DATASET EXTRACT
=======

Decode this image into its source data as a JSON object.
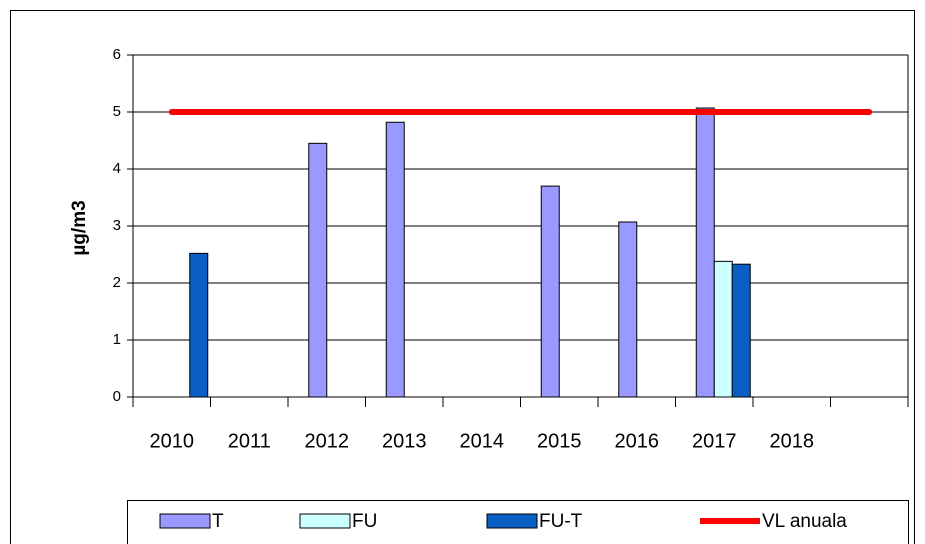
{
  "chart_data": {
    "type": "bar",
    "ylabel": "µg/m3",
    "categories": [
      "2010",
      "2011",
      "2012",
      "2013",
      "2014",
      "2015",
      "2016",
      "2017",
      "2018",
      null
    ],
    "series": [
      {
        "name": "T",
        "color": "#9999ff",
        "values": [
          null,
          null,
          4.45,
          4.82,
          null,
          3.7,
          3.07,
          5.07,
          null,
          null
        ]
      },
      {
        "name": "FU",
        "color": "#ccffff",
        "values": [
          null,
          null,
          null,
          null,
          null,
          null,
          null,
          2.38,
          null,
          null
        ]
      },
      {
        "name": "FU-T",
        "color": "#0a5fc4",
        "values": [
          2.52,
          null,
          null,
          null,
          null,
          null,
          null,
          2.33,
          null,
          null
        ]
      },
      {
        "name": "VL anuala",
        "color": "#ff0000",
        "type": "line",
        "values": [
          5,
          5,
          5,
          5,
          5,
          5,
          5,
          5,
          5,
          5
        ]
      }
    ],
    "ylim": [
      0,
      6
    ],
    "yticks": [
      0,
      1,
      2,
      3,
      4,
      5,
      6
    ],
    "grid": true,
    "legend": "bottom"
  }
}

=======

EXERCISE DETAILS
From the material above, copy each line that includes the word "name".

SOLUTION TO THIS TASK
        "name": "T",
        "name": "FU",
        "name": "FU-T",
        "name": "VL anuala",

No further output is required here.